* JOB
Looking at the data below, count the lines that contain the string "charges". Write only the total.

* EXERCISE MATERIALS
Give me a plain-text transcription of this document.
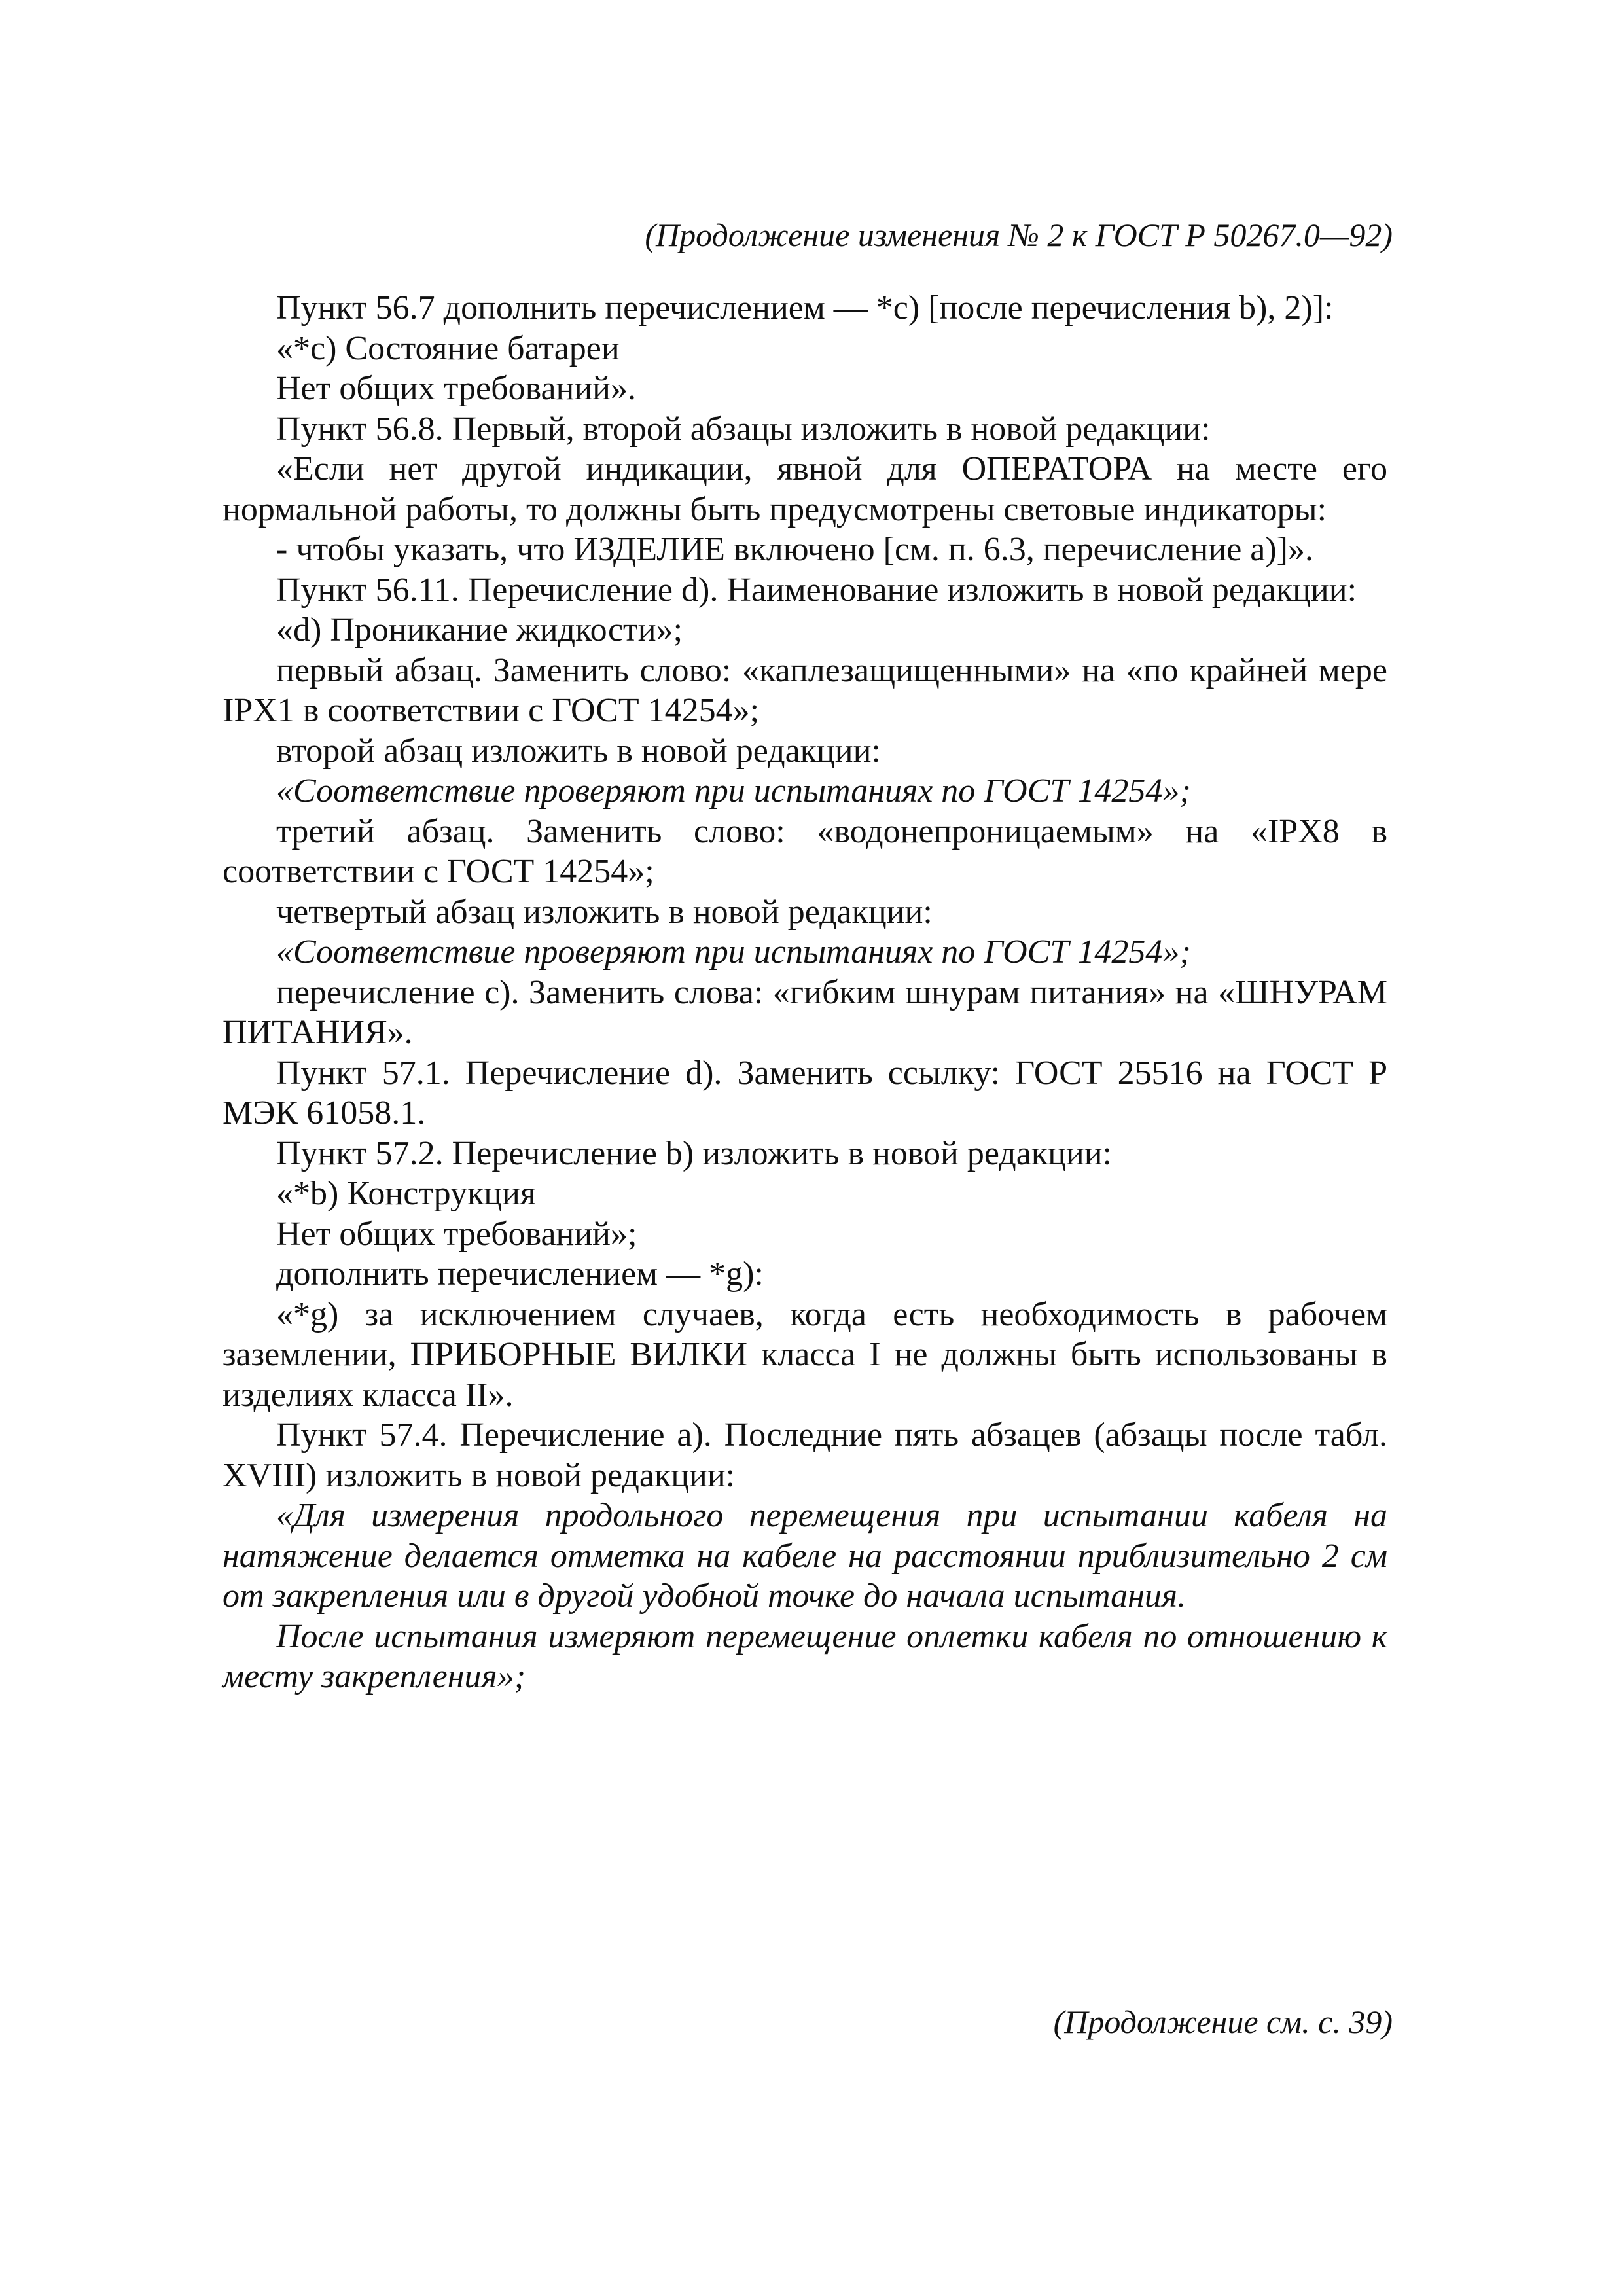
(Продолжение изменения № 2 к ГОСТ Р 50267.0—92)

Пункт 56.7 дополнить перечислением — *с) [после перечисления b), 2)]:

«*с) Состояние батареи

Нет общих требований».

Пункт 56.8. Первый, второй абзацы изложить в новой редакции:

«Если нет другой индикации, явной для ОПЕРАТОРА на месте его нормальной работы, то должны быть предусмотрены световые индикаторы:

- чтобы указать, что ИЗДЕЛИЕ включено [см. п. 6.3, перечисление а)]».

Пункт 56.11. Перечисление d). Наименование изложить в новой редакции:

«d) Проникание жидкости»;

первый абзац. Заменить слово: «каплезащищенными» на «по крайней мере IPX1 в соответствии с ГОСТ 14254»;

второй абзац изложить в новой редакции:

«Соответствие проверяют при испытаниях по ГОСТ 14254»;

третий абзац. Заменить слово: «водонепроницаемым» на «IPX8 в соответствии с ГОСТ 14254»;

четвертый абзац изложить в новой редакции:

«Соответствие проверяют при испытаниях по ГОСТ 14254»;

перечисление с). Заменить слова: «гибким шнурам питания» на «ШНУРАМ ПИТАНИЯ».

Пункт 57.1. Перечисление d). Заменить ссылку: ГОСТ 25516 на ГОСТ Р МЭК 61058.1.

Пункт 57.2. Перечисление b) изложить в новой редакции:

«*b) Конструкция

Нет общих требований»;

дополнить перечислением — *g):

«*g) за исключением случаев, когда есть необходимость в рабочем заземлении, ПРИБОРНЫЕ ВИЛКИ класса I не должны быть использованы в изделиях класса II».

Пункт 57.4. Перечисление а). Последние пять абзацев (абзацы после табл. XVIII) изложить в новой редакции:

«Для измерения продольного перемещения при испытании кабеля на натяжение делается отметка на кабеле на расстоянии приблизительно 2 см от закрепления или в другой удобной точке до начала испытания.

После испытания измеряют перемещение оплетки кабеля по отношению к месту закрепления»;

(Продолжение см. с. 39)
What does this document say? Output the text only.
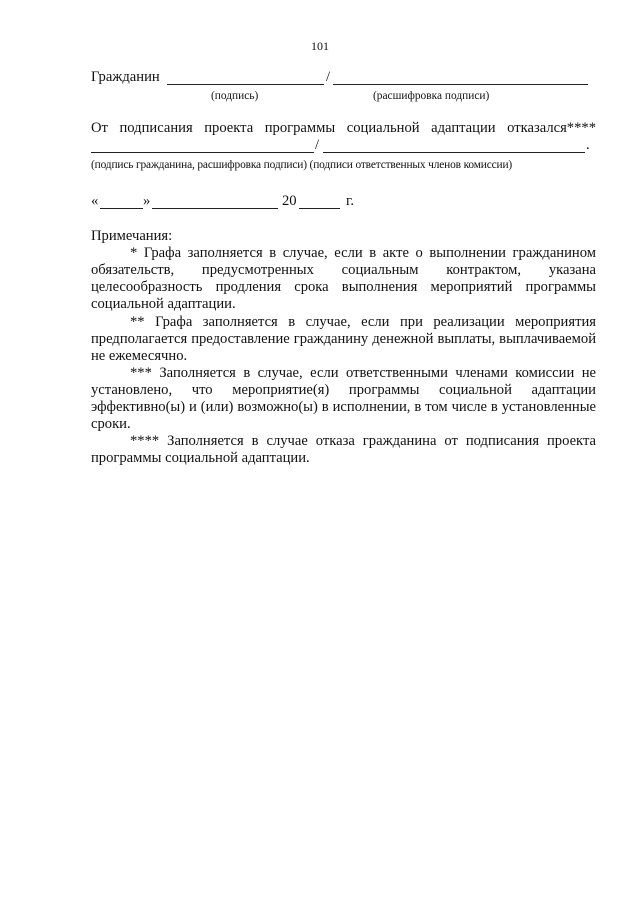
101
Гражданин	/
(подпись)	(расшифровка подписи)
От подписания проекта программы социальной адаптации отказался****
/	.
(подпись гражданина, расшифровка подписи) (подписи ответственных членов комиссии)
«	»	20	г.
Примечания:
* Графа заполняется в случае, если в акте о выполнении гражданином обязательств, предусмотренных социальным контрактом, указана целесообразность продления срока выполнения мероприятий программы социальной адаптации.
** Графа заполняется в случае, если при реализации мероприятия предполагается предоставление гражданину денежной выплаты, выплачиваемой не ежемесячно.
*** Заполняется в случае, если ответственными членами комиссии не установлено, что мероприятие(я) программы социальной адаптации эффективно(ы) и (или) возможно(ы) в исполнении, в том числе в установленные сроки.
**** Заполняется в случае отказа гражданина от подписания проекта программы социальной адаптации.
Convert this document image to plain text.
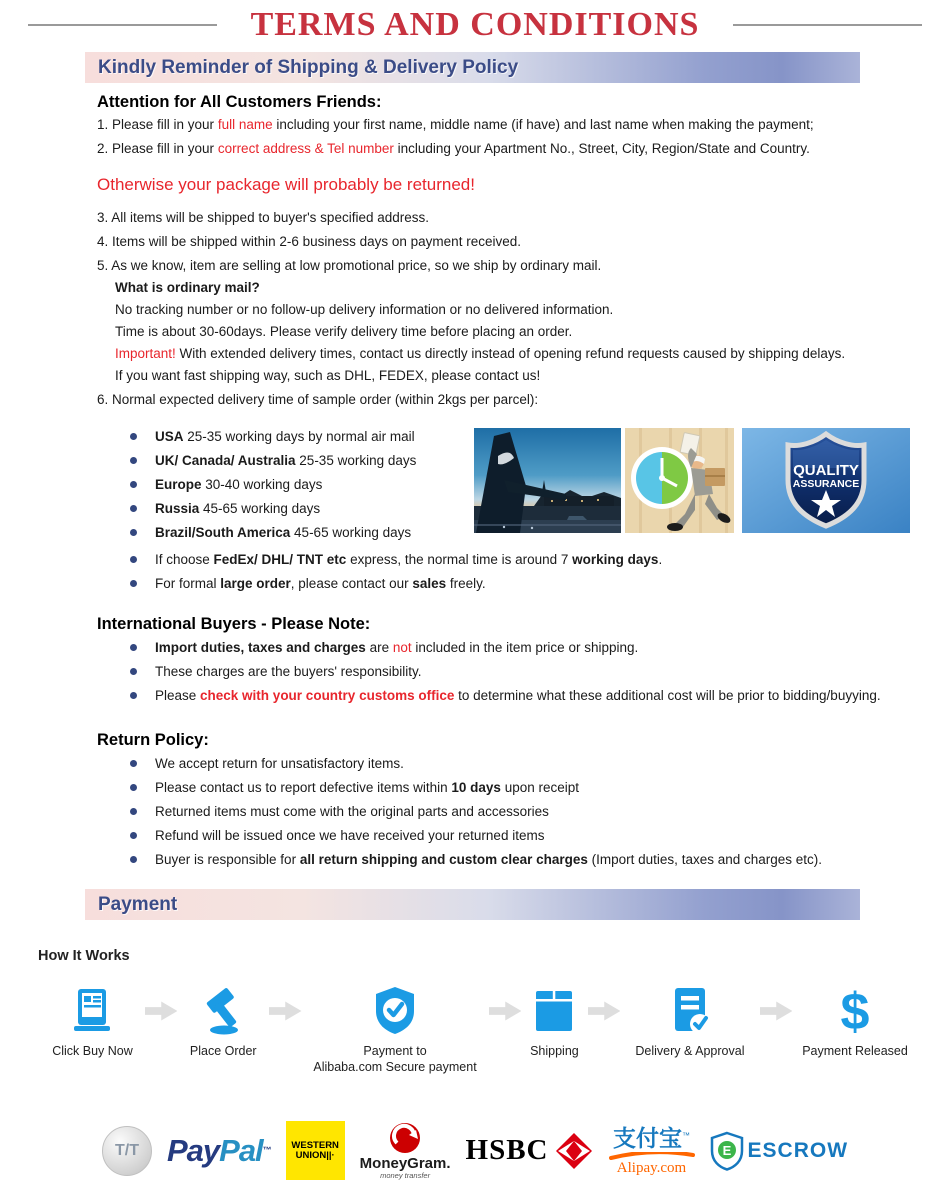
TERMS AND CONDITIONS
Kindly Reminder of Shipping & Delivery Policy
Attention for All Customers Friends:
1. Please fill in your full name including your first name, middle name (if have) and last name when making the payment;
2. Please fill in your correct address & Tel number including your Apartment No., Street, City, Region/State and Country.
Otherwise your package will probably be returned!
3. All items will be shipped to buyer's specified address.
4. Items will be shipped within 2-6 business days on payment received.
5. As we know, item are selling at low promotional price, so we ship by ordinary mail.
What is ordinary mail?
No tracking number or no follow-up delivery information or no delivered information.
Time is about 30-60days. Please verify delivery time before placing an order.
Important! With extended delivery times, contact us directly instead of opening refund requests caused by shipping delays.
If you want fast shipping way, such as DHL, FEDEX, please contact us!
6. Normal expected delivery time of sample order (within 2kgs per parcel):
USA 25-35 working days by normal air mail
UK/ Canada/ Australia 25-35 working days
Europe 30-40 working days
Russia 45-65 working days
Brazil/South America 45-65 working days
QUALITY
ASSURANCE
If choose FedEx/ DHL/ TNT etc express, the normal time is around 7 working days.
For formal large order, please contact our sales freely.
International Buyers - Please Note:
Import duties, taxes and charges are not included in the item price or shipping.
These charges are the buyers' responsibility.
Please check with your country customs office to determine what these additional cost will be prior to bidding/buyying.
Return Policy:
We accept return for unsatisfactory items.
Please contact us to report defective items within 10 days upon receipt
Returned items must come with the original parts and accessories
Refund will be issued once we have received your returned items
Buyer is responsible for all return shipping and custom clear charges (Import duties, taxes and charges etc).
Payment
How It Works
Click Buy Now	Place Order	Payment to
Alibaba.com Secure payment
Shipping	Delivery & Approval
$
Payment Released
T/T PayPal™ WESTERN
UNION||· MoneyGram.
money transfer
HSBC	支付宝™
Alipay.com
E ESCROW
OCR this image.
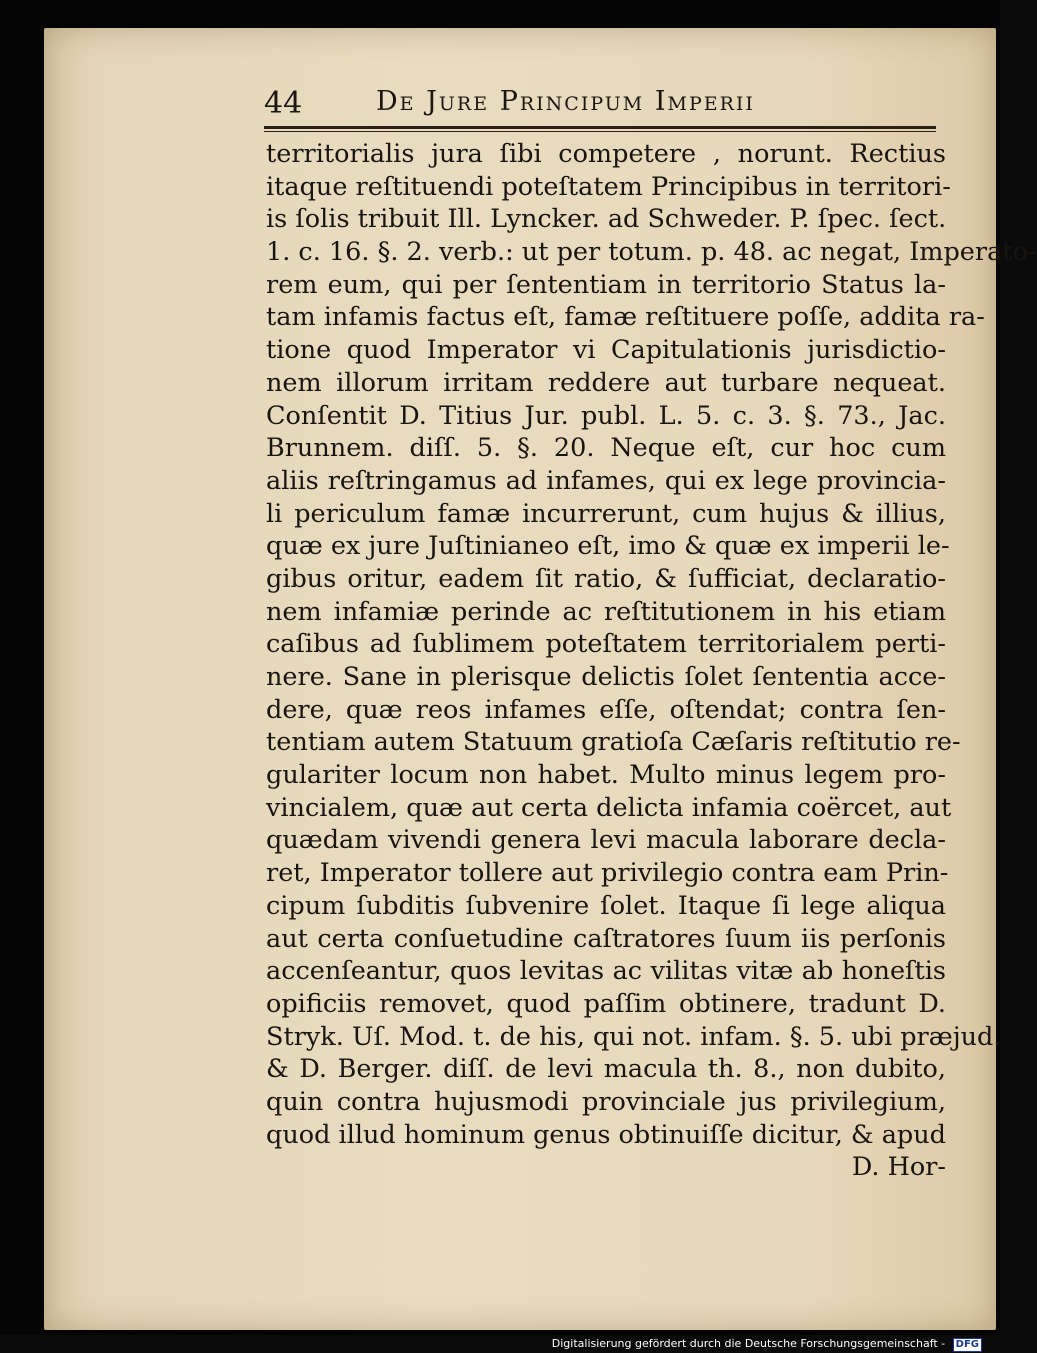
44	De Jure Principum Imperii
territorialis jura ſibi competere , norunt. Rectius
itaque reſtituendi poteſtatem Principibus in territori-
is ſolis tribuit Ill. Lyncker. ad Schweder. P. ſpec. ſect.
1. c. 16. §. 2. verb.: ut per totum. p. 48. ac negat, Imperato-
rem eum, qui per ſententiam in territorio Status la-
tam infamis factus eſt, famæ reſtituere poſſe, addita ra-
tione quod Imperator vi Capitulationis jurisdictio-
nem illorum irritam reddere aut turbare nequeat.
Conſentit D. Titius Jur. publ. L. 5. c. 3. §. 73., Jac.
Brunnem. diſſ. 5. §. 20. Neque eſt, cur hoc cum
aliis reſtringamus ad infames, qui ex lege provincia-
li periculum famæ incurrerunt, cum hujus & illius,
quæ ex jure Juſtinianeo eſt, imo & quæ ex imperii le-
gibus oritur, eadem ſit ratio, & ſufficiat, declaratio-
nem infamiæ perinde ac reſtitutionem in his etiam
caſibus ad ſublimem poteſtatem territorialem perti-
nere. Sane in plerisque delictis ſolet ſententia acce-
dere, quæ reos infames eſſe, oſtendat; contra ſen-
tentiam autem Statuum gratioſa Cæſaris reſtitutio re-
gulariter locum non habet. Multo minus legem pro-
vincialem, quæ aut certa delicta infamia coërcet, aut
quædam vivendi genera levi macula laborare decla-
ret, Imperator tollere aut privilegio contra eam Prin-
cipum ſubditis ſubvenire ſolet. Itaque ſi lege aliqua
aut certa conſuetudine caſtratores ſuum iis perſonis
accenſeantur, quos levitas ac vilitas vitæ ab honeſtis
opificiis removet, quod paſſim obtinere, tradunt D.
Stryk. Uſ. Mod. t. de his, qui not. infam. §. 5. ubi præjud.
& D. Berger. diſſ. de levi macula th. 8., non dubito,
quin contra hujusmodi provinciale jus privilegium,
quod illud hominum genus obtinuiſſe dicitur, & apud
D. Hor-
Digitalisierung gefördert durch die Deutsche Forschungsgemeinschaft - DFG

* SOLUTION TO THE EXERCISE
3